** Challenge **
Locate every line below that contains the word "JSON" and copy it.

** Data listing **

## Start

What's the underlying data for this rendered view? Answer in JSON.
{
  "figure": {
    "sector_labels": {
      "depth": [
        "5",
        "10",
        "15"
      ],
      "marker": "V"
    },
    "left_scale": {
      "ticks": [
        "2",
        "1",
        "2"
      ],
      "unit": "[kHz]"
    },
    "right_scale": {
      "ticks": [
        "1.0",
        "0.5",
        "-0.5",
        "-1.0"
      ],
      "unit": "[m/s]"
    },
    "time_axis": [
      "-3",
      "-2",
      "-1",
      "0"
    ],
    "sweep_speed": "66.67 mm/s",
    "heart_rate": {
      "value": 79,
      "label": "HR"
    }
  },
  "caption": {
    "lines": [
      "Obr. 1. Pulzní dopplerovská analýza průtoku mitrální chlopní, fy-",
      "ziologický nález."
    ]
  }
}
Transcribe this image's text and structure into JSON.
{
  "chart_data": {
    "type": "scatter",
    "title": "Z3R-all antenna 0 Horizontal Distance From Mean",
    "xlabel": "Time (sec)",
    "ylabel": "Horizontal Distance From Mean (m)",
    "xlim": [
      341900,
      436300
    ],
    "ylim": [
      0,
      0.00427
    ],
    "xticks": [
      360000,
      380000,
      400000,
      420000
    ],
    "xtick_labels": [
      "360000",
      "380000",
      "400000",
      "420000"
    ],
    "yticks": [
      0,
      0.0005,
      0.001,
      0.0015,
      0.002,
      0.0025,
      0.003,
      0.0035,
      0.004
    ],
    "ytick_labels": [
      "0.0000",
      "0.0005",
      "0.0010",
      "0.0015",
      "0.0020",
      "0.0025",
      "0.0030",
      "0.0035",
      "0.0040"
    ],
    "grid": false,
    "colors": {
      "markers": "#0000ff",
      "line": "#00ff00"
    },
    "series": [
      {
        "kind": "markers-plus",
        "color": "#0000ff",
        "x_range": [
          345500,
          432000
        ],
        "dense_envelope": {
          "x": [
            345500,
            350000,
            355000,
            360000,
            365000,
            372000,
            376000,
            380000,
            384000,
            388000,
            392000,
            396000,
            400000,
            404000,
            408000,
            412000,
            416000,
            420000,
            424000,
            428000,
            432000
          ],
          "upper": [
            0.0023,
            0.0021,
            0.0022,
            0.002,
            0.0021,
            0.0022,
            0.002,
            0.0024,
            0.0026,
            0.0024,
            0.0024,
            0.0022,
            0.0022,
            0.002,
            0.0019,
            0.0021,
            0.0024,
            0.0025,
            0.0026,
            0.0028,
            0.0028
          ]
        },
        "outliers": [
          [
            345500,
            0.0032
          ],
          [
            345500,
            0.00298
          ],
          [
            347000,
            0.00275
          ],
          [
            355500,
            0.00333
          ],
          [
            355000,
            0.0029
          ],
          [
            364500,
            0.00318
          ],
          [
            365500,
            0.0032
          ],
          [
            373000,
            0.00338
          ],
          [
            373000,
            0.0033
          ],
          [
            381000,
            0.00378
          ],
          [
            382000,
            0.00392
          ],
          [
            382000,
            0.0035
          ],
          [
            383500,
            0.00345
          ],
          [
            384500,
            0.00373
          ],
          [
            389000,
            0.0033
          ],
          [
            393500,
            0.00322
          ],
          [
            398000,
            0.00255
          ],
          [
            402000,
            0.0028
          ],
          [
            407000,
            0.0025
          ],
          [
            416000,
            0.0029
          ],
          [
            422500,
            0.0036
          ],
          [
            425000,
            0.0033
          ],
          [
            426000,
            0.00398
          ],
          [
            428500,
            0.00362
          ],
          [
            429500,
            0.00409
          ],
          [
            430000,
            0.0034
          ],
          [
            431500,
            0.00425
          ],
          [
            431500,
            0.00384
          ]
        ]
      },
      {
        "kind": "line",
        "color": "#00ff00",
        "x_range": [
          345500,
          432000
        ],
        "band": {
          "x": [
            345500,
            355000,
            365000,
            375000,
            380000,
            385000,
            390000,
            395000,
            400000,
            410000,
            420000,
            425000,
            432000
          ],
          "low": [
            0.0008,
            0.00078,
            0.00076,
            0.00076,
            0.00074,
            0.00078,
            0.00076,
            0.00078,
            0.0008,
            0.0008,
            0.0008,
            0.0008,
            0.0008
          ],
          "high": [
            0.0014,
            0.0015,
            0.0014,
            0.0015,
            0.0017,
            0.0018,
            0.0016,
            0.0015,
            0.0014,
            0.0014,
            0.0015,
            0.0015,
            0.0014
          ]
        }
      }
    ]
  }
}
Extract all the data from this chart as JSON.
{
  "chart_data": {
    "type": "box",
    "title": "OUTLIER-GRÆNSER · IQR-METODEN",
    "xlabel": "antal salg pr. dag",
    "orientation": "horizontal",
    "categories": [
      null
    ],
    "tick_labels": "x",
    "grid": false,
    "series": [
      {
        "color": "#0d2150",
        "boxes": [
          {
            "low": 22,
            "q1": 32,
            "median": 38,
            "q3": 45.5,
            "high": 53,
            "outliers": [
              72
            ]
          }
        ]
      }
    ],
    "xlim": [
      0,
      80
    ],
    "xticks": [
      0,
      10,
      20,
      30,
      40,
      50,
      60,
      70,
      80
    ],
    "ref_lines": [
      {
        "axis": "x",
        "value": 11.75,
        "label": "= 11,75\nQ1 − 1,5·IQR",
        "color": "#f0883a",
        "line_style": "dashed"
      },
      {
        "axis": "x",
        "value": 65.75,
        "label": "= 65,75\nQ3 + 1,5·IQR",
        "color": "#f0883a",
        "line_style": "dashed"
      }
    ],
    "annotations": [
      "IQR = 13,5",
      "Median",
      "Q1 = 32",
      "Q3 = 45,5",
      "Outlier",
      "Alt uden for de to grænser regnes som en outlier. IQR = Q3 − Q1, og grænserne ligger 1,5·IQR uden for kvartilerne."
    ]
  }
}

## End

** Response below **
What's the underlying data for this rendered view? Answer in JSON.
Transcribe this image's text and structure into JSON.
Extract all the data from this chart as JSON.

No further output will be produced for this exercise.